[Excerpt from a dataset]
Begin

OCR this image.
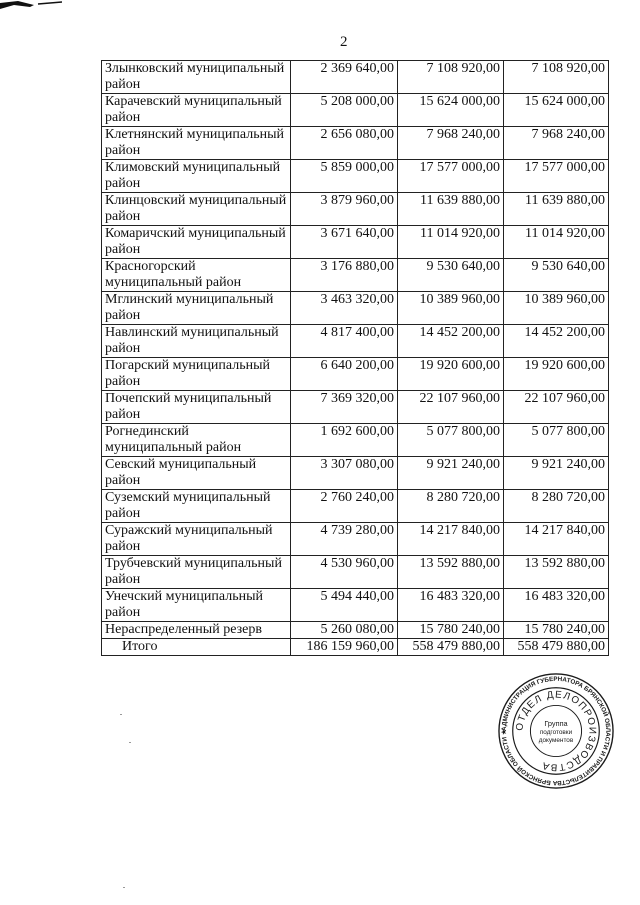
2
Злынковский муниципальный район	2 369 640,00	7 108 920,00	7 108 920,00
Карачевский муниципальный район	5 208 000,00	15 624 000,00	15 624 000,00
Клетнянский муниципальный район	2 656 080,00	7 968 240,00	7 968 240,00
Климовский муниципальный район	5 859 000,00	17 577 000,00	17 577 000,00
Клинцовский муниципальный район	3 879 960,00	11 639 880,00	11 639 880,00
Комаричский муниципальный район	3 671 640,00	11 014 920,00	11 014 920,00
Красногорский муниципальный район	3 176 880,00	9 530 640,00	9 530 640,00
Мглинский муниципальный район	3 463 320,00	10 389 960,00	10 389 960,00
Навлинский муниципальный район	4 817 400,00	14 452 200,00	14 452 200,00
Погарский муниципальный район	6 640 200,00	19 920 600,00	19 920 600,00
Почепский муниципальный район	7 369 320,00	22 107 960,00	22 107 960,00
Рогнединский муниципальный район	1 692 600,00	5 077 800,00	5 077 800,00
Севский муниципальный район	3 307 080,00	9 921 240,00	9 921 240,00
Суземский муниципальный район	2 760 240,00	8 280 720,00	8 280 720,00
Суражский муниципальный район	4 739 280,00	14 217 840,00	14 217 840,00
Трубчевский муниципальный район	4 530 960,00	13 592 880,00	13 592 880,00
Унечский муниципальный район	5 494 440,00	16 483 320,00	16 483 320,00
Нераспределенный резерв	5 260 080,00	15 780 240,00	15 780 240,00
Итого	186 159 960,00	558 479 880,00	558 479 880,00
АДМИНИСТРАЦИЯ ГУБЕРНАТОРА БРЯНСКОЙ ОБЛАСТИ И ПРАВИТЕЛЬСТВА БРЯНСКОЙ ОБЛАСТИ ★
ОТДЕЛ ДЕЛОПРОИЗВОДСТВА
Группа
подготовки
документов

End

Requirement –
Keep the pictures out of the copy and return the rest of the data above exactly.

Right answer –
OCR this image.
2
Злынковский муниципальный район	2 369 640,00	7 108 920,00	7 108 920,00
Карачевский муниципальный район	5 208 000,00	15 624 000,00	15 624 000,00
Клетнянский муниципальный район	2 656 080,00	7 968 240,00	7 968 240,00
Климовский муниципальный район	5 859 000,00	17 577 000,00	17 577 000,00
Клинцовский муниципальный район	3 879 960,00	11 639 880,00	11 639 880,00
Комаричский муниципальный район	3 671 640,00	11 014 920,00	11 014 920,00
Красногорский муниципальный район	3 176 880,00	9 530 640,00	9 530 640,00
Мглинский муниципальный район	3 463 320,00	10 389 960,00	10 389 960,00
Навлинский муниципальный район	4 817 400,00	14 452 200,00	14 452 200,00
Погарский муниципальный район	6 640 200,00	19 920 600,00	19 920 600,00
Почепский муниципальный район	7 369 320,00	22 107 960,00	22 107 960,00
Рогнединский муниципальный район	1 692 600,00	5 077 800,00	5 077 800,00
Севский муниципальный район	3 307 080,00	9 921 240,00	9 921 240,00
Суземский муниципальный район	2 760 240,00	8 280 720,00	8 280 720,00
Суражский муниципальный район	4 739 280,00	14 217 840,00	14 217 840,00
Трубчевский муниципальный район	4 530 960,00	13 592 880,00	13 592 880,00
Унечский муниципальный район	5 494 440,00	16 483 320,00	16 483 320,00
Нераспределенный резерв	5 260 080,00	15 780 240,00	15 780 240,00
Итого	186 159 960,00	558 479 880,00	558 479 880,00
АДМИНИСТРАЦИЯ ГУБЕРНАТОРА БРЯНСКОЙ ОБЛАСТИ И ПРАВИТЕЛЬСТВА БРЯНСКОЙ ОБЛАСТИ ★
ОТДЕЛ ДЕЛОПРОИЗВОДСТВА
Группа
подготовки
документов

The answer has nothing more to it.